* Begin SELECTED EXCERPT *

Approved Tech Instinctive Astrogation Control: A Primer

[Cathul Thuku]

The cover page of the hardcopy
Image Source: Lebanon Circle
Intent: To provide a book from which people can learn Instinctive Astrogation Control and its associated mathematics
Development Thread: Math is hard (10 posts)
Manufacturer: [member="Jessica Med-Beq"] and [member="Cathul Thuku"] (authors), available for free on the HoloNet, Star Tours (hardcopy version)
Model: Instinctive Astrogation Control: A Primer book
Affiliation: Open market
Modularity: No
Mass: 4 kg
Production: Mass-Produced
Material: Data (E-book version), Nerf leather, loub-paper (hardcopy version)

Strengths:

• FUs will learn Force-comprehension and Instinctive Astrogation Control (to Padawan level)
• Covers single and multi-variable calculus in depth
• Provides readers with many math-based tricks to dazzle guests at parties
• Provides an accurate historical overview on the use of Instinctive Astrogation Control and its mathematics
• Many exercises on the mathematics are linked to real-world applications in a wide range of disciplines
• The ability to make sense of the content is largely independent of whether or not the reader is able to use the Force

Weaknesses:

• Steep learning curve
• Does not provide an in-depth knowledge of topology
• Unprepared NFUs and FUs alike will get big headaches from reading the later chapters
• NFUs will get no cognitive boost from applying the content
• The hardcopy version is flammable
• The hardcopy version is pretty heavy

Description: Instinctive Astrogation Control: A Primer aims to provide the reader with sufficient mathematical knowledge to make use of Instinctive Astrogation Control, and exactly what makes IAC a task so difficult even [Force-users] were prone to deadly mistakes. Force-comprehension is offered as a prelude for Force-users but NFU readers will still get mathematical training from reading the book. Because Star Tours is able to deliver copies virtually everywhere in the galaxy, the co-authors decided to make use of its printing infrastructure to publish the book, even though they expect the book to be used mainly as a mathematics textbook more than for any real Force-training. At the core of Instinctive Astrogation Control are the Four Constraints:

• A minimum distance from celestial bodies must be observed
• A maximum curvature must be observed
• If possible, make use of hyperspace highways
• if the curvature cannot be calculated at a point, drop from hyperspace at that point

Sadly the book ends with only a very basic understanding of topology that does not extend beyond curvature of curved trajectories in three-dimensional space.

Content:

Foreword

• The foreword is mostly a statement of intent for the book, as well as what the book assumes the reader would know

Part 1: Preliminaries

Part 1 lays out the big picture of what IAC involves, and allows one to learn a tool that would be very useful for Force-using readers (Force-comprehension).

* End SELECTED EXCERPT *
* Begin RECORD LIST *

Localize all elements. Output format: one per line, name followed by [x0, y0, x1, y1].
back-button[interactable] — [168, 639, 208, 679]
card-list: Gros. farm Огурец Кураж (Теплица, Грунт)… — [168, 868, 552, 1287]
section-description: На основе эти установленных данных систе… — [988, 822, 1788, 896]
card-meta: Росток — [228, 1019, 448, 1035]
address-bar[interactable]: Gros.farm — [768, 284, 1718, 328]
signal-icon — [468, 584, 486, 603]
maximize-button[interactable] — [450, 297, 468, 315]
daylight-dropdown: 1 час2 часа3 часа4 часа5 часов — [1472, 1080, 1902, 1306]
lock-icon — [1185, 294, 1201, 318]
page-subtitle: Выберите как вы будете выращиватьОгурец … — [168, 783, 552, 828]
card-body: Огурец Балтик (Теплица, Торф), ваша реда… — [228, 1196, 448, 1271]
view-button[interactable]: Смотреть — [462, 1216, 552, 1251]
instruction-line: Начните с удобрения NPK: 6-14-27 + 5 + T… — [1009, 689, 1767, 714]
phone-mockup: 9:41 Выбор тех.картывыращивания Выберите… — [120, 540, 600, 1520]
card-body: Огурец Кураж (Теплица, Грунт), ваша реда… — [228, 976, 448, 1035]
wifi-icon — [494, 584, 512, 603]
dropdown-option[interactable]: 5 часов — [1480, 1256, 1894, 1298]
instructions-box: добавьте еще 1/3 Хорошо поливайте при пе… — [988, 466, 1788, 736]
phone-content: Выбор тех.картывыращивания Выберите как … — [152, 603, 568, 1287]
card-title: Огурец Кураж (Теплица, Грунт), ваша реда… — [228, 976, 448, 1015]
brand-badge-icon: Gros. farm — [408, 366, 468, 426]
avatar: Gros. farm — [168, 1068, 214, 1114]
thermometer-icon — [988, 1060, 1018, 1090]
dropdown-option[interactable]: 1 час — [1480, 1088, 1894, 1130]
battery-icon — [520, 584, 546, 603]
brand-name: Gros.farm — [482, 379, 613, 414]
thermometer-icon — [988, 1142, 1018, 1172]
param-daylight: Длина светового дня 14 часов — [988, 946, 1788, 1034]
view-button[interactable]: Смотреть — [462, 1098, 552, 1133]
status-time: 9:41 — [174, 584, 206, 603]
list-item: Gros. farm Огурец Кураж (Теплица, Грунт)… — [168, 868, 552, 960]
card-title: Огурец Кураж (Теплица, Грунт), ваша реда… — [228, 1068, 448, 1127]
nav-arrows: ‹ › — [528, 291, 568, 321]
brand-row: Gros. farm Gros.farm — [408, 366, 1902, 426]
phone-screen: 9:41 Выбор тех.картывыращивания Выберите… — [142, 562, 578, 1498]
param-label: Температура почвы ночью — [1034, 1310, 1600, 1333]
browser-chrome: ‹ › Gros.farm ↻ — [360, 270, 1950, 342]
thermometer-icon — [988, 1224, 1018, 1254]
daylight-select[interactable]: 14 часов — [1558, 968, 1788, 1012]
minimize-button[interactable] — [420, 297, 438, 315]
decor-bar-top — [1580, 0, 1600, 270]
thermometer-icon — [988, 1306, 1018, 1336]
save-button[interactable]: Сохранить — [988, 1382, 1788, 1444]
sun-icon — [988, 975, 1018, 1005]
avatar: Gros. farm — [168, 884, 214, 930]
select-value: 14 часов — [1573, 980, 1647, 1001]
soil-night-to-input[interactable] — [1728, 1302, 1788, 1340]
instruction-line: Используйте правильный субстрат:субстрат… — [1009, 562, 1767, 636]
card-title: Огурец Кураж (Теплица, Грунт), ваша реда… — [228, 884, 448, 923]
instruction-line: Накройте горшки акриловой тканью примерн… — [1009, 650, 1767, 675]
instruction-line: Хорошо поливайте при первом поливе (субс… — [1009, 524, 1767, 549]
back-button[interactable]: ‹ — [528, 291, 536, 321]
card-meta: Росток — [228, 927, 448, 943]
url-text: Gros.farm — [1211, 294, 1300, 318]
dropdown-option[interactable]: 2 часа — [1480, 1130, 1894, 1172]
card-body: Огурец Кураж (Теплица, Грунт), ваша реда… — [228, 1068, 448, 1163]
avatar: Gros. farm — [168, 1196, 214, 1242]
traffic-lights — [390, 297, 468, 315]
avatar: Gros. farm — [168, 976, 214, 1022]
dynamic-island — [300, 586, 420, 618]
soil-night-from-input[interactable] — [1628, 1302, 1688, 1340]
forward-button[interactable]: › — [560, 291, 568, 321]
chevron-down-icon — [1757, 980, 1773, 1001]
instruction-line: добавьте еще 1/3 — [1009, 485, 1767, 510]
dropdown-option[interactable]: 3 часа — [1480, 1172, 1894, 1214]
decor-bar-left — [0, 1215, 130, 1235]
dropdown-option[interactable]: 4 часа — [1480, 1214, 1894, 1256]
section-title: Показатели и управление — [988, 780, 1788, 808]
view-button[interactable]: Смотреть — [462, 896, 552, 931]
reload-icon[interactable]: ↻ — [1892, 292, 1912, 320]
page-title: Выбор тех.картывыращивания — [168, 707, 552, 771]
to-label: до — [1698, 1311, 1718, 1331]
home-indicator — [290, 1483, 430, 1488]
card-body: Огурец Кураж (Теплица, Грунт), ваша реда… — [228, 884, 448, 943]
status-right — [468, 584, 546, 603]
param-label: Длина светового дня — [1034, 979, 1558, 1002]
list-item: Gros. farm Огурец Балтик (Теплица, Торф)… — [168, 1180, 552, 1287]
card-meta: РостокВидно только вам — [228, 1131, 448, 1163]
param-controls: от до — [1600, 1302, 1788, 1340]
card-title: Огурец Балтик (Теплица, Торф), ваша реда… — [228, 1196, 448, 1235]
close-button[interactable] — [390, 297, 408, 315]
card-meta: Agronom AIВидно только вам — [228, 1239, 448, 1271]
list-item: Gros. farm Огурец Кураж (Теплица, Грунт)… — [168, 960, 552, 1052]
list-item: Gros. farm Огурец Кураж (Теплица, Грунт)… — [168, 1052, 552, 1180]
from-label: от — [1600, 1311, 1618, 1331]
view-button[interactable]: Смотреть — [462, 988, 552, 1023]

* End RECORD LIST *

* **TASK REQUIREMENTS**: Rewrite the book listing between "The cover page" and "hard (10 posts)", inclusive, putting "printed edition" wherever "hardcopy" appears. The entries have no role here.

* **FINISHED TASK**:
The cover page of the printed edition
Image Source: Lebanon Circle
Intent: To provide a book from which people can learn Instinctive Astrogation Control and its associated mathematics
Development Thread: Math is hard (10 posts)